In the data, extract each line that holds the string "Auction".

+ + +

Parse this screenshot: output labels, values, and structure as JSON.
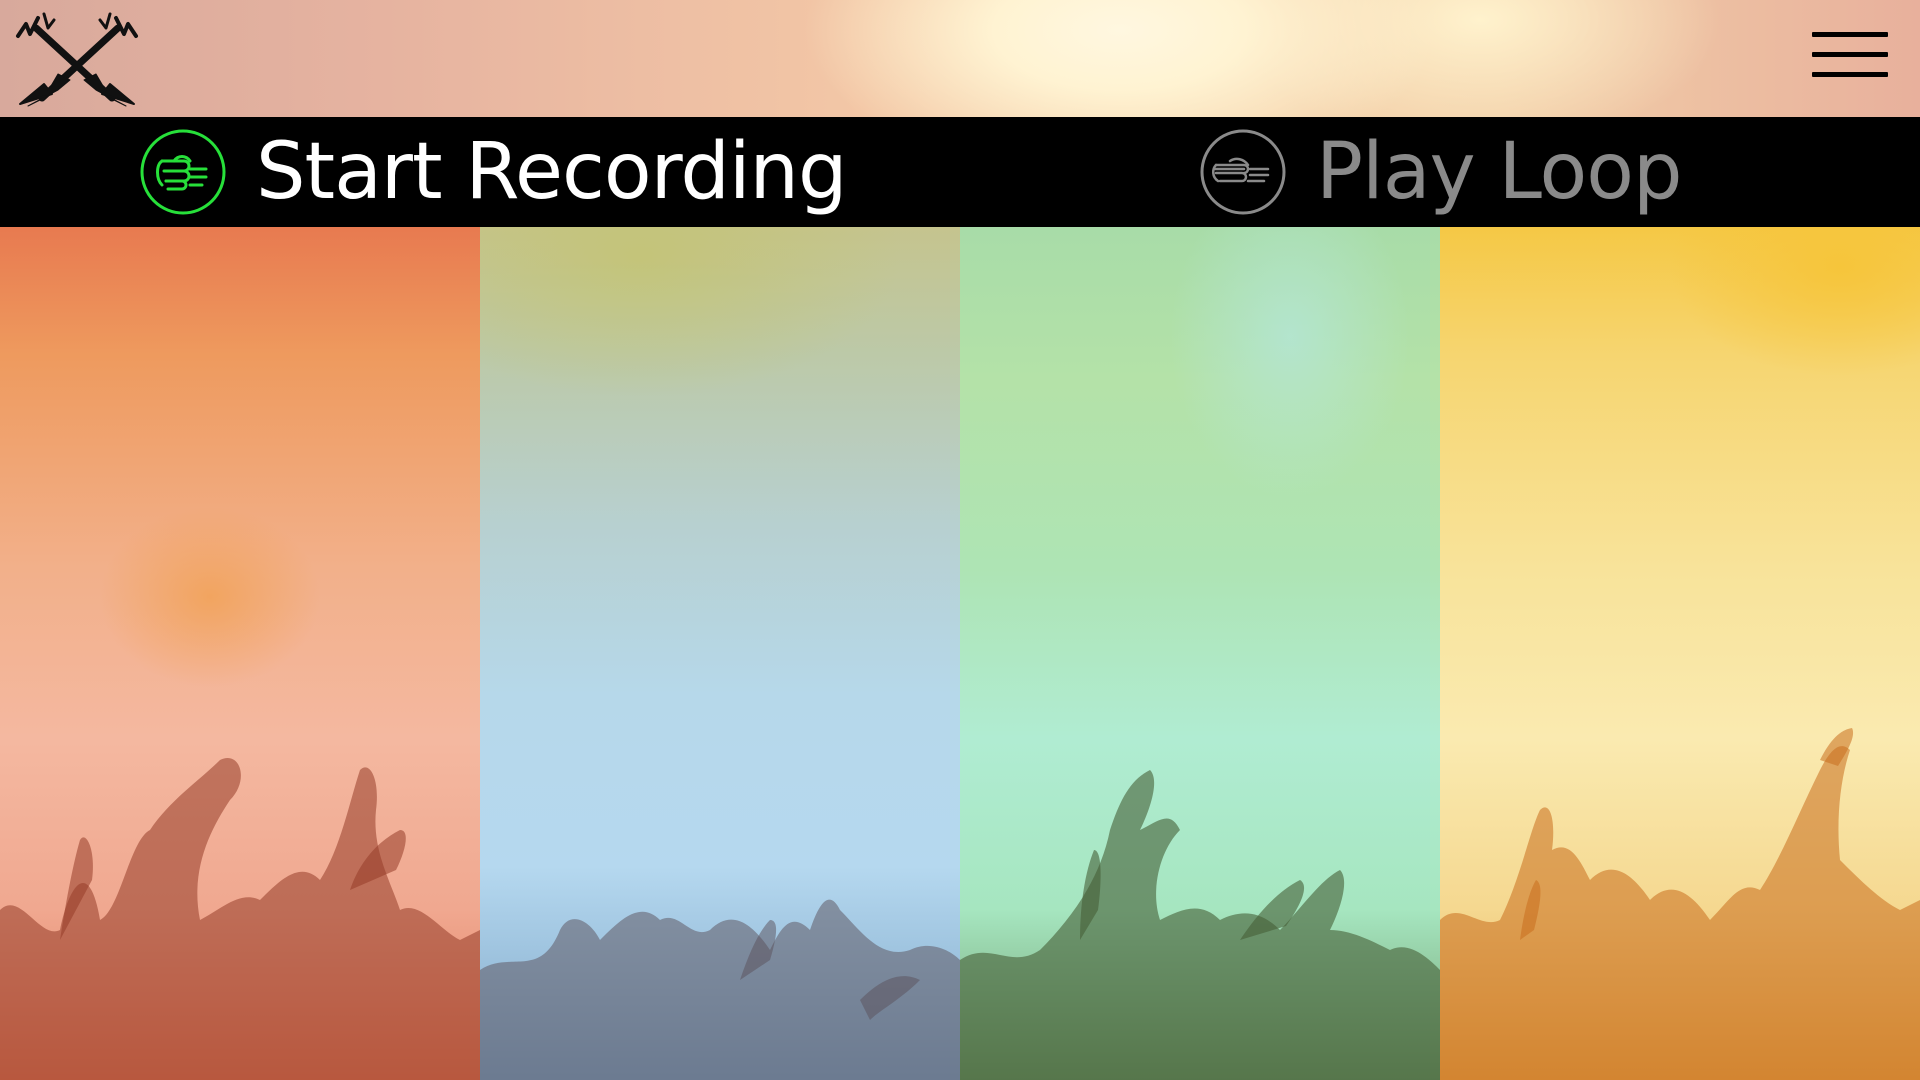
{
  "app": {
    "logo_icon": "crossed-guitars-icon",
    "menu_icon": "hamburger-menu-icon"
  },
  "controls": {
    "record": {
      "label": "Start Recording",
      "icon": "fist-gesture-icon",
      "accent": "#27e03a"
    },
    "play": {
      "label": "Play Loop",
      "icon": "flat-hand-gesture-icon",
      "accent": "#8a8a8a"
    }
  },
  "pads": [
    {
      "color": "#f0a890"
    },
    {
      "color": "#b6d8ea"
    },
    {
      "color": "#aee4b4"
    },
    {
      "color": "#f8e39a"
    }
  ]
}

+ + +

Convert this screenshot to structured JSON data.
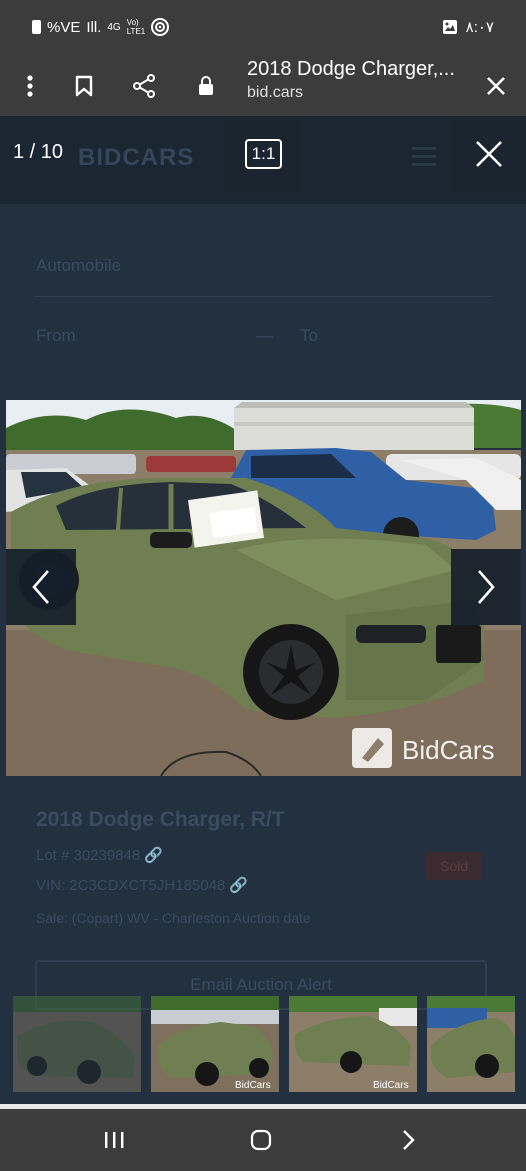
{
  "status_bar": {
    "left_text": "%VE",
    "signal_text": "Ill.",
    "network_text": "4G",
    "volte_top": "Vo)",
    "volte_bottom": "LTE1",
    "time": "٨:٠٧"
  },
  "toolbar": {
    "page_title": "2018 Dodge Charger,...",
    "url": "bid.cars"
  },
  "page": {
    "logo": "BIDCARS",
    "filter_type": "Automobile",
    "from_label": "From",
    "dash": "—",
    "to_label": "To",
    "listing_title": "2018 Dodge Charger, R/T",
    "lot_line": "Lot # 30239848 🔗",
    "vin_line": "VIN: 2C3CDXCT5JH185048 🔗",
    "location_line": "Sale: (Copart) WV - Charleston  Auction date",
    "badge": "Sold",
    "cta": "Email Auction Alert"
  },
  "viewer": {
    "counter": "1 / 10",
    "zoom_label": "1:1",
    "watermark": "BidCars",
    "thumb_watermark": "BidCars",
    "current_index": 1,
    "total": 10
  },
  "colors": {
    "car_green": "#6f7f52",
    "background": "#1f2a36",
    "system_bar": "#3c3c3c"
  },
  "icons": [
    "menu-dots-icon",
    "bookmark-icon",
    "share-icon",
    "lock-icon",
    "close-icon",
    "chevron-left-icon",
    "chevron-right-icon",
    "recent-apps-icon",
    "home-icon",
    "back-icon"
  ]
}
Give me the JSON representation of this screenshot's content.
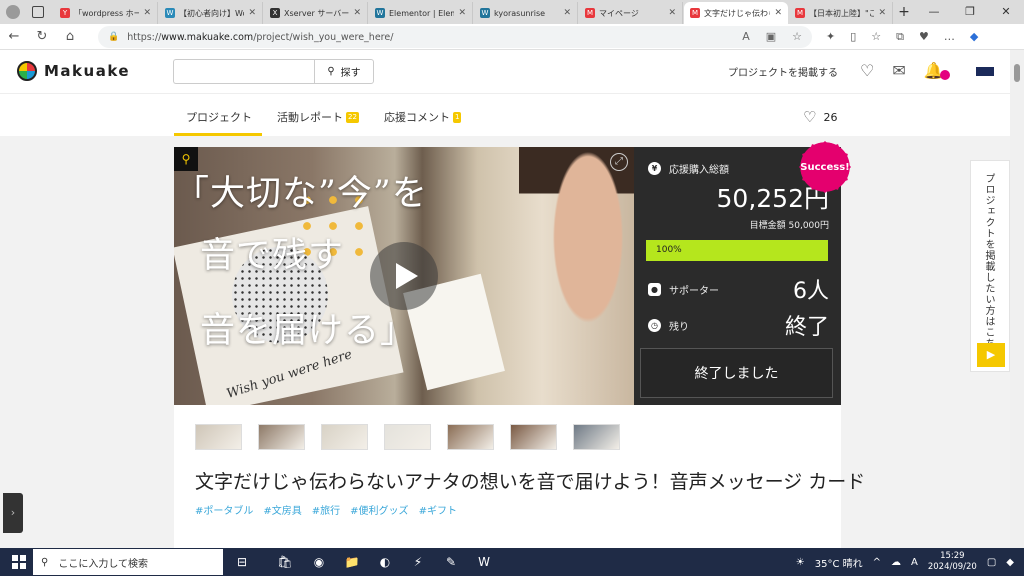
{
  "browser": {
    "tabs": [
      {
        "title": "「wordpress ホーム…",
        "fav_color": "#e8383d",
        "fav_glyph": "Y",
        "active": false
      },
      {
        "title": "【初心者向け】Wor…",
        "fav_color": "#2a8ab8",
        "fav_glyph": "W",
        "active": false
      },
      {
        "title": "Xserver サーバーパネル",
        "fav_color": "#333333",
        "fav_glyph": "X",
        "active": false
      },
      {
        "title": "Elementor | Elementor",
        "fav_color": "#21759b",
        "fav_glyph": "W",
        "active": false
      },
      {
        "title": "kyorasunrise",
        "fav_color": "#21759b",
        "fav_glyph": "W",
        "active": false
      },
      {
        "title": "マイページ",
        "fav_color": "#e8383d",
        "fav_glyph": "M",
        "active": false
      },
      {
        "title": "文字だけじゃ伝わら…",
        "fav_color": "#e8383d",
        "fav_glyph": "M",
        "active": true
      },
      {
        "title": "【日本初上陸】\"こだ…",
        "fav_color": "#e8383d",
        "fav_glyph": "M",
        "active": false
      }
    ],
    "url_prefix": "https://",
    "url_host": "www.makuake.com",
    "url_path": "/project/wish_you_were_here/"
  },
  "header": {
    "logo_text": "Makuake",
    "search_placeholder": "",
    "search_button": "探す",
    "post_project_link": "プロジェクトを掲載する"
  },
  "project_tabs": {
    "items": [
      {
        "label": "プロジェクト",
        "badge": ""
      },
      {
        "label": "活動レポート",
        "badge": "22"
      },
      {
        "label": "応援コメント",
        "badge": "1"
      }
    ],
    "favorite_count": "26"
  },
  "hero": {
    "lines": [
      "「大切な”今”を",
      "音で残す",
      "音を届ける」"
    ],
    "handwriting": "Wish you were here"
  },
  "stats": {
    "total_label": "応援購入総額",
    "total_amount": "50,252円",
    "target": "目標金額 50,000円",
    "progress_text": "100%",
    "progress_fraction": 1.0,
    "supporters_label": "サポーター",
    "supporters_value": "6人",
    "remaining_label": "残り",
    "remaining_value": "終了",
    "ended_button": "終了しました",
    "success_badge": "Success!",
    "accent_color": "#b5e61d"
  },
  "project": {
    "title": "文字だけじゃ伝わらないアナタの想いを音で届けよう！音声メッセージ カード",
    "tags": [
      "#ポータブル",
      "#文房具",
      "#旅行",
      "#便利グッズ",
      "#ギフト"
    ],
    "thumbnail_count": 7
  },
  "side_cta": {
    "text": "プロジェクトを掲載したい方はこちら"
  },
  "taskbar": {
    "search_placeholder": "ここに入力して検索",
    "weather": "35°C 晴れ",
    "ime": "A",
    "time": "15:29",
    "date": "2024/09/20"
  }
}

+ + +

## TASK RESULT
    "location_line": "Sale: (Copart) WV - Charleston  Auction date",
    "cta": "Email Auction Alert"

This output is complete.